== WHAT IS ASKED ==
Below is a block of records: output all of them exactly and leave out the pictures.

== RECORDS PROVIDED ==
────────────────────
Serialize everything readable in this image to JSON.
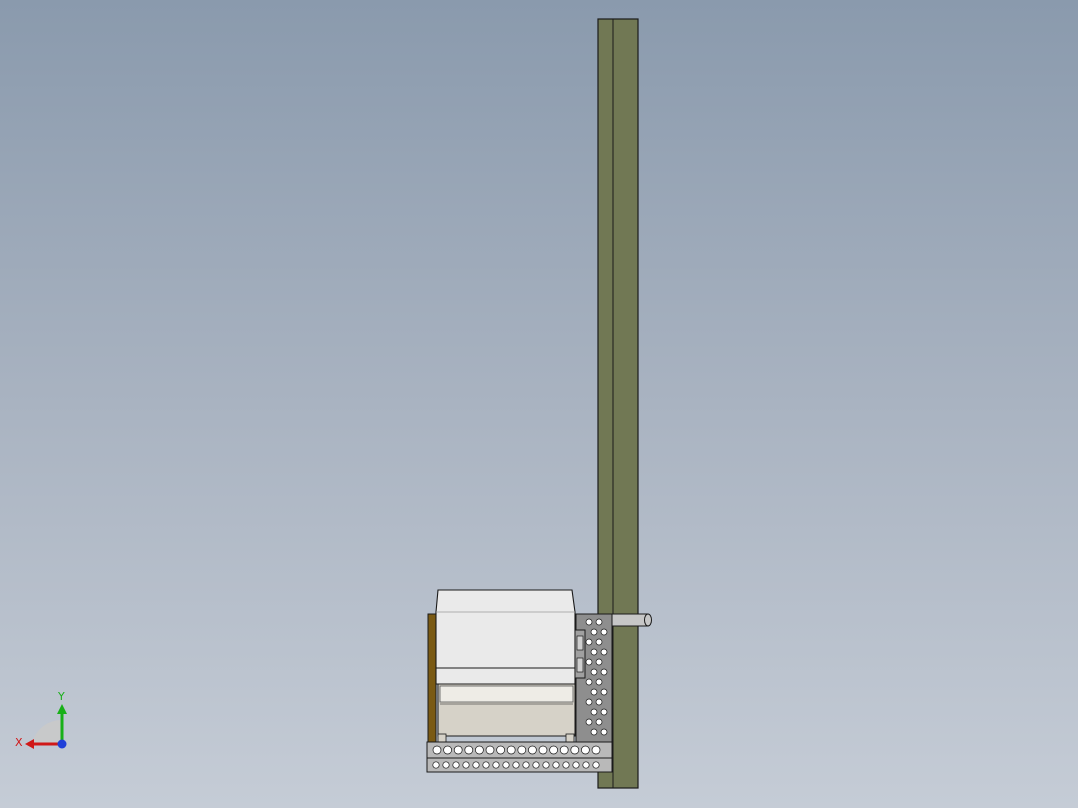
{
  "view": {
    "background_top": "#8a9aad",
    "background_bottom": "#c5ccd6"
  },
  "model": {
    "column_color": "#717854",
    "column_edge_color": "#1a1a1a",
    "panel_color": "#8e8e8e",
    "wood_color": "#7a5a14",
    "housing_color": "#eaeaea",
    "box_color": "#d6d2c8",
    "hole_count_row1": 16,
    "hole_count_row2": 17
  },
  "triad": {
    "x_label": "X",
    "y_label": "Y",
    "x_color": "#d01818",
    "y_color": "#18b018",
    "z_color": "#2040d8"
  }
}
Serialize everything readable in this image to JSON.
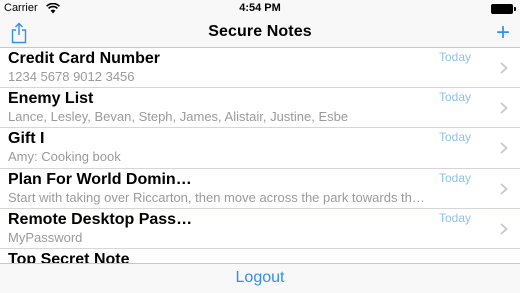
{
  "status": {
    "carrier": "Carrier",
    "time": "4:54 PM"
  },
  "nav": {
    "title": "Secure Notes",
    "add_label": "+"
  },
  "notes": [
    {
      "title": "Credit Card Number",
      "subtitle": "1234 5678 9012 3456",
      "date": "Today"
    },
    {
      "title": "Enemy List",
      "subtitle": "Lance, Lesley, Bevan, Steph, James, Alistair, Justine, Esbe",
      "date": "Today"
    },
    {
      "title": "Gift I",
      "subtitle": "Amy: Cooking book",
      "date": "Today"
    },
    {
      "title": "Plan For World Domin…",
      "subtitle": "Start with taking over Riccarton, then move across the park towards th…",
      "date": "Today"
    },
    {
      "title": "Remote Desktop Pass…",
      "subtitle": "MyPassword",
      "date": "Today"
    },
    {
      "title": "Top Secret Note",
      "subtitle": "",
      "date": ""
    }
  ],
  "toolbar": {
    "logout_label": "Logout"
  },
  "colors": {
    "accent": "#2f8ff3",
    "date": "#8fc0ee",
    "subtitle": "#9a9a9a"
  },
  "icons": {
    "share": "share-icon",
    "chevron": "chevron-right-icon",
    "wifi": "wifi-icon",
    "battery": "battery-icon"
  }
}
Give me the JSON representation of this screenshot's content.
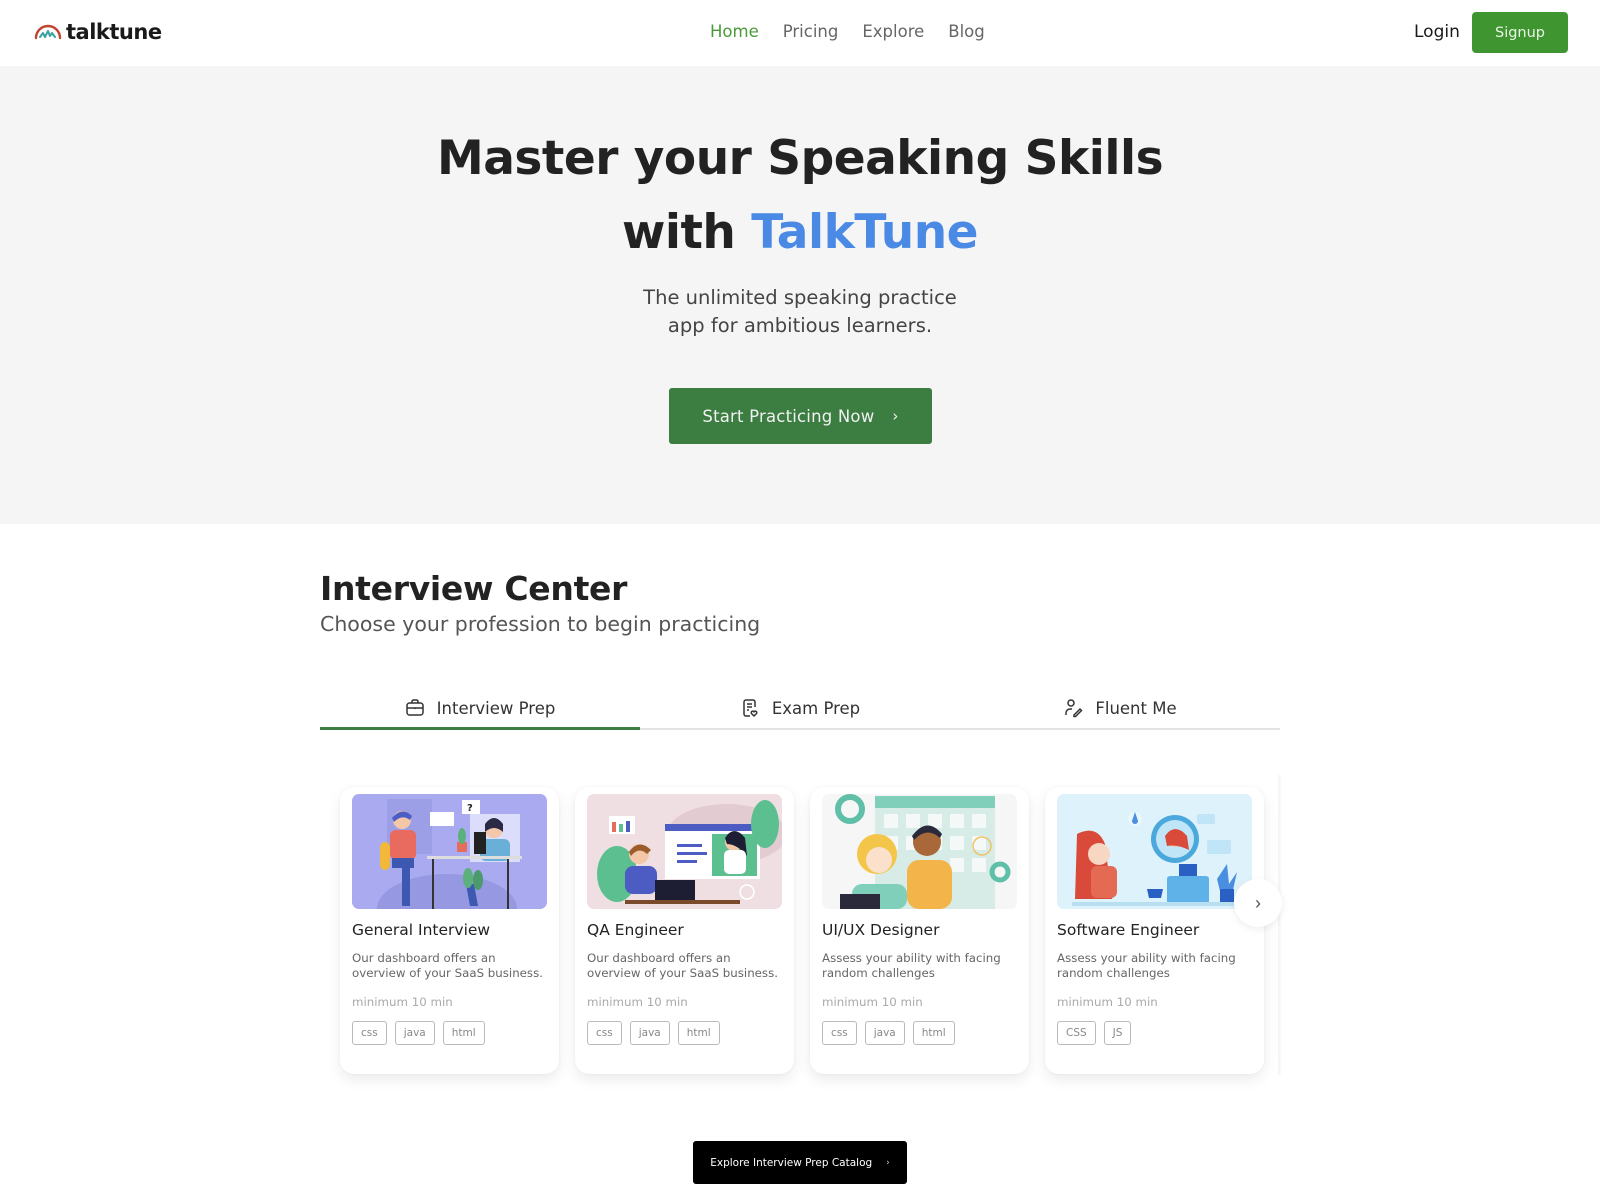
{
  "brand": {
    "name": "talktune"
  },
  "nav": {
    "links": [
      {
        "label": "Home",
        "active": true
      },
      {
        "label": "Pricing",
        "active": false
      },
      {
        "label": "Explore",
        "active": false
      },
      {
        "label": "Blog",
        "active": false
      }
    ],
    "login_label": "Login",
    "signup_label": "Signup"
  },
  "hero": {
    "title_line1": "Master your Speaking Skills",
    "title_line2_prefix": "with",
    "title_line2_accent": "TalkTune",
    "subtitle_line1": "The unlimited speaking practice",
    "subtitle_line2": "app for ambitious learners.",
    "cta_label": "Start Practicing Now",
    "cta_icon": "chevron-right-icon"
  },
  "section": {
    "title": "Interview Center",
    "subtitle": "Choose your profession to begin practicing"
  },
  "tabs": [
    {
      "label": "Interview Prep",
      "icon": "briefcase-icon",
      "active": true
    },
    {
      "label": "Exam Prep",
      "icon": "exam-document-icon",
      "active": false
    },
    {
      "label": "Fluent Me",
      "icon": "user-pen-icon",
      "active": false
    }
  ],
  "cards": [
    {
      "title": "General Interview",
      "description": "Our dashboard offers an overview of your SaaS business.",
      "duration": "minimum 10 min",
      "tags": [
        "css",
        "java",
        "html"
      ],
      "image": "interview-illustration"
    },
    {
      "title": "QA Engineer",
      "description": "Our dashboard offers an overview of your SaaS business.",
      "duration": "minimum 10 min",
      "tags": [
        "css",
        "java",
        "html"
      ],
      "image": "video-call-illustration"
    },
    {
      "title": "UI/UX Designer",
      "description": "Assess your ability with facing random challenges",
      "duration": "minimum 10 min",
      "tags": [
        "css",
        "java",
        "html"
      ],
      "image": "calendar-meeting-illustration"
    },
    {
      "title": "Software Engineer",
      "description": "Assess your ability with facing random challenges",
      "duration": "minimum 10 min",
      "tags": [
        "CSS",
        "JS"
      ],
      "image": "remote-support-illustration"
    }
  ],
  "carousel": {
    "next_icon": "chevron-right-icon"
  },
  "explore_label": "Explore Interview Prep Catalog",
  "colors": {
    "brand_green": "#3f9530",
    "cta_green": "#3c7d41",
    "accent_blue": "#4a8ae5",
    "hero_bg": "#f5f5f5"
  }
}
────────────────────
== TASK RESULT ==
Serialize everything readable in this image to JSON.
{
  "view": {
    "background_top": "#8a9aad",
    "background_bottom": "#c5ccd6"
  },
  "model": {
    "column_color": "#717854",
    "column_edge_color": "#1a1a1a",
    "panel_color": "#8e8e8e",
    "wood_color": "#7a5a14",
    "housing_color": "#eaeaea",
    "box_color": "#d6d2c8",
    "hole_count_row1": 16,
    "hole_count_row2": 17
  },
  "triad": {
    "x_label": "X",
    "y_label": "Y",
    "x_color": "#d01818",
    "y_color": "#18b018",
    "z_color": "#2040d8"
  }
}
Serialize everything readable in this image to JSON.
{
  "status": {
    "carrier": "Carrier",
    "time": "4:54 PM"
  },
  "nav": {
    "title": "Secure Notes",
    "add_label": "+"
  },
  "notes": [
    {
      "title": "Credit Card Number",
      "subtitle": "1234 5678 9012 3456",
      "date": "Today"
    },
    {
      "title": "Enemy List",
      "subtitle": "Lance, Lesley, Bevan, Steph, James, Alistair, Justine, Esbe",
      "date": "Today"
    },
    {
      "title": "Gift I",
      "subtitle": "Amy: Cooking book",
      "date": "Today"
    },
    {
      "title": "Plan For World Domin…",
      "subtitle": "Start with taking over Riccarton, then move across the park towards th…",
      "date": "Today"
    },
    {
      "title": "Remote Desktop Pass…",
      "subtitle": "MyPassword",
      "date": "Today"
    },
    {
      "title": "Top Secret Note",
      "subtitle": "",
      "date": ""
    }
  ],
  "toolbar": {
    "logout_label": "Logout"
  },
  "colors": {
    "accent": "#2f8ff3",
    "date": "#8fc0ee",
    "subtitle": "#9a9a9a"
  },
  "icons": {
    "share": "share-icon",
    "chevron": "chevron-right-icon",
    "wifi": "wifi-icon",
    "battery": "battery-icon"
  }
}
Give me the JSON representation of this screenshot's content.
{
  "brand": {
    "name": "talktune"
  },
  "nav": {
    "links": [
      {
        "label": "Home",
        "active": true
      },
      {
        "label": "Pricing",
        "active": false
      },
      {
        "label": "Explore",
        "active": false
      },
      {
        "label": "Blog",
        "active": false
      }
    ],
    "login_label": "Login",
    "signup_label": "Signup"
  },
  "hero": {
    "title_line1": "Master your Speaking Skills",
    "title_line2_prefix": "with",
    "title_line2_accent": "TalkTune",
    "subtitle_line1": "The unlimited speaking practice",
    "subtitle_line2": "app for ambitious learners.",
    "cta_label": "Start Practicing Now",
    "cta_icon": "chevron-right-icon"
  },
  "section": {
    "title": "Interview Center",
    "subtitle": "Choose your profession to begin practicing"
  },
  "tabs": [
    {
      "label": "Interview Prep",
      "icon": "briefcase-icon",
      "active": true
    },
    {
      "label": "Exam Prep",
      "icon": "exam-document-icon",
      "active": false
    },
    {
      "label": "Fluent Me",
      "icon": "user-pen-icon",
      "active": false
    }
  ],
  "cards": [
    {
      "title": "General Interview",
      "description": "Our dashboard offers an overview of your SaaS business.",
      "duration": "minimum 10 min",
      "tags": [
        "css",
        "java",
        "html"
      ],
      "image": "interview-illustration"
    },
    {
      "title": "QA Engineer",
      "description": "Our dashboard offers an overview of your SaaS business.",
      "duration": "minimum 10 min",
      "tags": [
        "css",
        "java",
        "html"
      ],
      "image": "video-call-illustration"
    },
    {
      "title": "UI/UX Designer",
      "description": "Assess your ability with facing random challenges",
      "duration": "minimum 10 min",
      "tags": [
        "css",
        "java",
        "html"
      ],
      "image": "calendar-meeting-illustration"
    },
    {
      "title": "Software Engineer",
      "description": "Assess your ability with facing random challenges",
      "duration": "minimum 10 min",
      "tags": [
        "CSS",
        "JS"
      ],
      "image": "remote-support-illustration"
    }
  ],
  "carousel": {
    "next_icon": "chevron-right-icon"
  },
  "explore_label": "Explore Interview Prep Catalog",
  "colors": {
    "brand_green": "#3f9530",
    "cta_green": "#3c7d41",
    "accent_blue": "#4a8ae5",
    "hero_bg": "#f5f5f5"
  }
}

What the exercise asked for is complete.